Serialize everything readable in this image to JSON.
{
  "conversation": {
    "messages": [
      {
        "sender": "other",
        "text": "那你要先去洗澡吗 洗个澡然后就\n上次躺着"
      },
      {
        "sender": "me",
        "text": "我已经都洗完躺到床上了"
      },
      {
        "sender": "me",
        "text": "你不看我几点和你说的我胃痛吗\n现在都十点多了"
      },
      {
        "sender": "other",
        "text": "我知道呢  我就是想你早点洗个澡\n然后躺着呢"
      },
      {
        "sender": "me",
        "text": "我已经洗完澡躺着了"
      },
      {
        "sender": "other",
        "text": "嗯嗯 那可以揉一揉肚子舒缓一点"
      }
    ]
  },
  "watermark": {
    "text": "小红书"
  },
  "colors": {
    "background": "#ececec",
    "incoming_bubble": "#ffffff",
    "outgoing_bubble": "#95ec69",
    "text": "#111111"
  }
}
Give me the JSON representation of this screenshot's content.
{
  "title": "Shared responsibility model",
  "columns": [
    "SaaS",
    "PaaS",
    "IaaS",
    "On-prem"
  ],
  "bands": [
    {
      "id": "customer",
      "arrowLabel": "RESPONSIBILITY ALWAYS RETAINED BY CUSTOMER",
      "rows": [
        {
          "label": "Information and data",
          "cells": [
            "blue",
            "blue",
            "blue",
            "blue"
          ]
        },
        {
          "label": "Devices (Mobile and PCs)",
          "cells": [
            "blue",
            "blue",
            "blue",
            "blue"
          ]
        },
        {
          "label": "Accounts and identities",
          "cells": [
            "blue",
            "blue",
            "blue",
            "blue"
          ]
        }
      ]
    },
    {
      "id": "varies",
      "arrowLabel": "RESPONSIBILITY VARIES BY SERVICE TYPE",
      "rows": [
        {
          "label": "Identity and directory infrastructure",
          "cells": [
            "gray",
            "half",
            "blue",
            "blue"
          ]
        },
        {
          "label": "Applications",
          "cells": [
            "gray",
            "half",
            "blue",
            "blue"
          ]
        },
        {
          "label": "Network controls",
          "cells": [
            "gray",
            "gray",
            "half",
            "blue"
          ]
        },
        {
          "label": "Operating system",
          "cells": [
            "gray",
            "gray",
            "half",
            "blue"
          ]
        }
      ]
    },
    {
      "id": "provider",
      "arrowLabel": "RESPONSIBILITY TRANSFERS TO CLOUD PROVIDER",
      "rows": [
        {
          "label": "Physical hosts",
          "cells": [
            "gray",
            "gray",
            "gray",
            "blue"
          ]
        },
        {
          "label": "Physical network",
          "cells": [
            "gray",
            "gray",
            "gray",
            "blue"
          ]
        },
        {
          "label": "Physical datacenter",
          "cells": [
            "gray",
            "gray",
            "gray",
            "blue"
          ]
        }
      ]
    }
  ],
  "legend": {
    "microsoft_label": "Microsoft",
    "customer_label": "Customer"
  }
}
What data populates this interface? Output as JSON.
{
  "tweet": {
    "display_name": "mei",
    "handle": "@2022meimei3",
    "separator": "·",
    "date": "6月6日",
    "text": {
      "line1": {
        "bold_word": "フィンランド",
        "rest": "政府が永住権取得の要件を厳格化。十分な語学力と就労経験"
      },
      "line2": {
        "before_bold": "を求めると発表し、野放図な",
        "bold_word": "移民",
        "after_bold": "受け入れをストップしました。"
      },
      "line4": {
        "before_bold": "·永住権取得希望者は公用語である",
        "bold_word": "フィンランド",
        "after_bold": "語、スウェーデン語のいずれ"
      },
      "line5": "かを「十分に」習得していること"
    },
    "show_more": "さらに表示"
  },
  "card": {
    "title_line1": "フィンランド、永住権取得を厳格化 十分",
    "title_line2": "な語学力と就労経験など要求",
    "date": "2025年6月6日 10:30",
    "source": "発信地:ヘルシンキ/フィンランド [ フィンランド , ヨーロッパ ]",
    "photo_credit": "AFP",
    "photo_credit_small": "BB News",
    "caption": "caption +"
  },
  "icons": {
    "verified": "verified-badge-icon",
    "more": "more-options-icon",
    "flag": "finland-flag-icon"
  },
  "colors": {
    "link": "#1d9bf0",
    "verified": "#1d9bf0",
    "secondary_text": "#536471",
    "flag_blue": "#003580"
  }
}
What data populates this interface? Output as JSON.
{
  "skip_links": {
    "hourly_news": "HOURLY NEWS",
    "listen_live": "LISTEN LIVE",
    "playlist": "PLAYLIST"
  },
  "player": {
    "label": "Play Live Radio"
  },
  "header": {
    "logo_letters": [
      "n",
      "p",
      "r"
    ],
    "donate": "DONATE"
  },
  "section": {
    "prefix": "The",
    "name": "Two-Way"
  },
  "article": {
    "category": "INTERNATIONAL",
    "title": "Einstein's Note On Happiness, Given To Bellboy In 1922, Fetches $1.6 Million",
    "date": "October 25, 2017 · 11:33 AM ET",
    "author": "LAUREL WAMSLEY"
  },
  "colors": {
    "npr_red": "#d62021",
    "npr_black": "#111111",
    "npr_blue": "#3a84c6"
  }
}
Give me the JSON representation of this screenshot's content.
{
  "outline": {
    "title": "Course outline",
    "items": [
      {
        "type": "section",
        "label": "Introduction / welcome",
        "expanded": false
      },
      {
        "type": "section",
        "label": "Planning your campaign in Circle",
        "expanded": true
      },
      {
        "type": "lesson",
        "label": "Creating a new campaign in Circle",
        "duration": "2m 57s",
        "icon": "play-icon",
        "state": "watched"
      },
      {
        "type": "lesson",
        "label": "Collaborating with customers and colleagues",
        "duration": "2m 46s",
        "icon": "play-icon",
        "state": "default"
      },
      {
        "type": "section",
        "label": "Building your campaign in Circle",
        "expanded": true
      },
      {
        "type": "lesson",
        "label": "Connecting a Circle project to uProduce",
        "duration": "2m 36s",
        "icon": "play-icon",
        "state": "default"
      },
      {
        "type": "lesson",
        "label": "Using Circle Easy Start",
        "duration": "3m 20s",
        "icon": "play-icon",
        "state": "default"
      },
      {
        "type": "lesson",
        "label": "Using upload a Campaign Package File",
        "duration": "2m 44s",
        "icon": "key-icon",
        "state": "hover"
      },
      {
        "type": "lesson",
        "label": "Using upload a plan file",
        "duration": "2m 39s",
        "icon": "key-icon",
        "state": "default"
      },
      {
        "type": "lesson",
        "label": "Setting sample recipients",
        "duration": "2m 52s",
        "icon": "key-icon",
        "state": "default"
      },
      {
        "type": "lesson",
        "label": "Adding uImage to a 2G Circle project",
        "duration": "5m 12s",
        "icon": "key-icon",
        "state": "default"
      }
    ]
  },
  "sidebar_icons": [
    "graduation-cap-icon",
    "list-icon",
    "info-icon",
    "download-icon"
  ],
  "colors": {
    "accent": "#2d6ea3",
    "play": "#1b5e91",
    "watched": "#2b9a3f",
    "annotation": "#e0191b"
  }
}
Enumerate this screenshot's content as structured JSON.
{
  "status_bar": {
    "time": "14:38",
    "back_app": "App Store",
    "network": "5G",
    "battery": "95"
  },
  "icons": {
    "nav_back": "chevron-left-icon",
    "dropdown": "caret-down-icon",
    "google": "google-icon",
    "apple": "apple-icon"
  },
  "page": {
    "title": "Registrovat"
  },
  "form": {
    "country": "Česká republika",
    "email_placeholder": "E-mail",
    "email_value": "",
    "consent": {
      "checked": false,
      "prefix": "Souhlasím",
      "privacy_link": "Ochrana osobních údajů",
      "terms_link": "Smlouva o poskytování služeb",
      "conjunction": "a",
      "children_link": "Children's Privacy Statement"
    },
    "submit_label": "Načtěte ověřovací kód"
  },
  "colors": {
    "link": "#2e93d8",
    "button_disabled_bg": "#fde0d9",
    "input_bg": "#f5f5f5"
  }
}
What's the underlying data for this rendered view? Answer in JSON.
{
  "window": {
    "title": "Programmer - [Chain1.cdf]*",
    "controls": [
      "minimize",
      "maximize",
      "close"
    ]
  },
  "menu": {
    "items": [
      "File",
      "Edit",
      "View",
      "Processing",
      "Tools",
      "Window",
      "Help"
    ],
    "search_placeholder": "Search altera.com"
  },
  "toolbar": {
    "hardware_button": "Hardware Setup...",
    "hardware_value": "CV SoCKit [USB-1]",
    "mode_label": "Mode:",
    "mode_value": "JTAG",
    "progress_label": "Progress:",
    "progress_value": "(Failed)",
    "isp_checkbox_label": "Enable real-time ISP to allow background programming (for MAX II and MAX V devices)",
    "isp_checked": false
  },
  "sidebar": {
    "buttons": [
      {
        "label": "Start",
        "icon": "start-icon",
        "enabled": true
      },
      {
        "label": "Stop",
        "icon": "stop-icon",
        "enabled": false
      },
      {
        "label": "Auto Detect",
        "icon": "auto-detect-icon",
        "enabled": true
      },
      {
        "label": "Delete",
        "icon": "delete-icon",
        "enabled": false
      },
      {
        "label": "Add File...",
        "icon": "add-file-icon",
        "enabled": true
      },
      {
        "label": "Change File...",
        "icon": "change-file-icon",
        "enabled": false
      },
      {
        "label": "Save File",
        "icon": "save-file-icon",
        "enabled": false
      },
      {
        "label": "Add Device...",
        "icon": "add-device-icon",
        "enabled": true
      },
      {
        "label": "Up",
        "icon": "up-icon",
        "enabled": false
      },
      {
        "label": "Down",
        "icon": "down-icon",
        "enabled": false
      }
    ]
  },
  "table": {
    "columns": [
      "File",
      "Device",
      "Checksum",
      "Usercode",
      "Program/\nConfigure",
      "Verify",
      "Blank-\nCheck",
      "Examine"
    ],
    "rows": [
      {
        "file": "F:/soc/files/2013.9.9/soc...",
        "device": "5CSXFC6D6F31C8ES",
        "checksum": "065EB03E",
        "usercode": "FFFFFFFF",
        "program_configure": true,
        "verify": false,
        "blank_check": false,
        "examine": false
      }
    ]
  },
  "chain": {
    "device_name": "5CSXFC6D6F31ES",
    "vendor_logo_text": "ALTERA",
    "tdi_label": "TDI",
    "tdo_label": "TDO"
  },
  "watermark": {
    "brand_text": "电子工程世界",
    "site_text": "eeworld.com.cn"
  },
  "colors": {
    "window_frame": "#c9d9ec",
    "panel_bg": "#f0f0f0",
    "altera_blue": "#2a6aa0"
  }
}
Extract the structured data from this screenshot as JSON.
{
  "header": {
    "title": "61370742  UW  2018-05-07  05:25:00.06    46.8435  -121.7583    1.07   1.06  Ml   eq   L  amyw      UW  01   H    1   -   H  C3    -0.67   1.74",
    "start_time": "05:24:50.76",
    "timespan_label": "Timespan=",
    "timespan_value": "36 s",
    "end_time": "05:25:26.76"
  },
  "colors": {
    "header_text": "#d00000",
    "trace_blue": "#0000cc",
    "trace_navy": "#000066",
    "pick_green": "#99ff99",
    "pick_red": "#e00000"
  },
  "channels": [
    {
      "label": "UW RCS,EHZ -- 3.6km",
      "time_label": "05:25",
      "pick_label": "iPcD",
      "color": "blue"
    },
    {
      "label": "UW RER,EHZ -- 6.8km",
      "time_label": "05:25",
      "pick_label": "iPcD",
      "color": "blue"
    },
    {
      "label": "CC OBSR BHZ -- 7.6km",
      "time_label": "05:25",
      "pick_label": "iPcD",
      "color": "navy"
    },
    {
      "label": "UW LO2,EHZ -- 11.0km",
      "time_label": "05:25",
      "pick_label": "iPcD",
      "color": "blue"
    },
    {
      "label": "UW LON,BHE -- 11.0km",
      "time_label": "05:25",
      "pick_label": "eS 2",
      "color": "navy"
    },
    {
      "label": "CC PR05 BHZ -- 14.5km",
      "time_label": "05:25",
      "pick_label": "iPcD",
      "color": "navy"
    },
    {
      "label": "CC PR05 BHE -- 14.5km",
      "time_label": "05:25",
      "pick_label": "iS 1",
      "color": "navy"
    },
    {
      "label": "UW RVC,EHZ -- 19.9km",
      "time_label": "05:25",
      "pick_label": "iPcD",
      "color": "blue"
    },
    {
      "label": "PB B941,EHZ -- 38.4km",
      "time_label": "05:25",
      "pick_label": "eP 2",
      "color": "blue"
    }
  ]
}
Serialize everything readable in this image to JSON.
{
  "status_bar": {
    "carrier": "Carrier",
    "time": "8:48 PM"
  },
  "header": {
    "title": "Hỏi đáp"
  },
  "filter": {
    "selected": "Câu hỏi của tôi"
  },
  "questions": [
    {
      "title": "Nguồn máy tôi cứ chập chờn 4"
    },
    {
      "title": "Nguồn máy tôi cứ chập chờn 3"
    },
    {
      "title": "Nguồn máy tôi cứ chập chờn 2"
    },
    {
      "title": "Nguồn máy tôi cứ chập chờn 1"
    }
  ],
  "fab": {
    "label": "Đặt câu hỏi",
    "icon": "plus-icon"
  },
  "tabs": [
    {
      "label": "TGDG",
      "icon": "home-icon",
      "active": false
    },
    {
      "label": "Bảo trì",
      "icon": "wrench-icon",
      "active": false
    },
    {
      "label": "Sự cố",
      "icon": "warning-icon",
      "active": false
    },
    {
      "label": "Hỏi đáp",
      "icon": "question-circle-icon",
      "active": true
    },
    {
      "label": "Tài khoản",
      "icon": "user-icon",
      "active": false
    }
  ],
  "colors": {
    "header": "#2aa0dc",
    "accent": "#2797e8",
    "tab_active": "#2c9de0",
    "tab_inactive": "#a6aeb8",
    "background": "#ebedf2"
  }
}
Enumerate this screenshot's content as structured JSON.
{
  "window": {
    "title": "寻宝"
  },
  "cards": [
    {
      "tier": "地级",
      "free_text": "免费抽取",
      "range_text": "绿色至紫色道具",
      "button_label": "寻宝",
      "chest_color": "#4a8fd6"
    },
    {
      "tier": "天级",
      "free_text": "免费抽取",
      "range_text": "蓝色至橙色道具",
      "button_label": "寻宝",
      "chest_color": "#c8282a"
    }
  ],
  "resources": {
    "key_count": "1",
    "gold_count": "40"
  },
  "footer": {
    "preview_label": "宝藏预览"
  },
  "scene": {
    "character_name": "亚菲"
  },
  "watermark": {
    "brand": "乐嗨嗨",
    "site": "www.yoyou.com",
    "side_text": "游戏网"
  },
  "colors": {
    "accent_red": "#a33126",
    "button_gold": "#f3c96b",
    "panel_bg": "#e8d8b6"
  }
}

· · · · · · ·

In the entries above, find each line with the word "Nguồn" and show it.

» Result of this exercise
      "title": "Nguồn máy tôi cứ chập chờn 4"
      "title": "Nguồn máy tôi cứ chập chờn 3"
      "title": "Nguồn máy tôi cứ chập chờn 2"
      "title": "Nguồn máy tôi cứ chập chờn 1"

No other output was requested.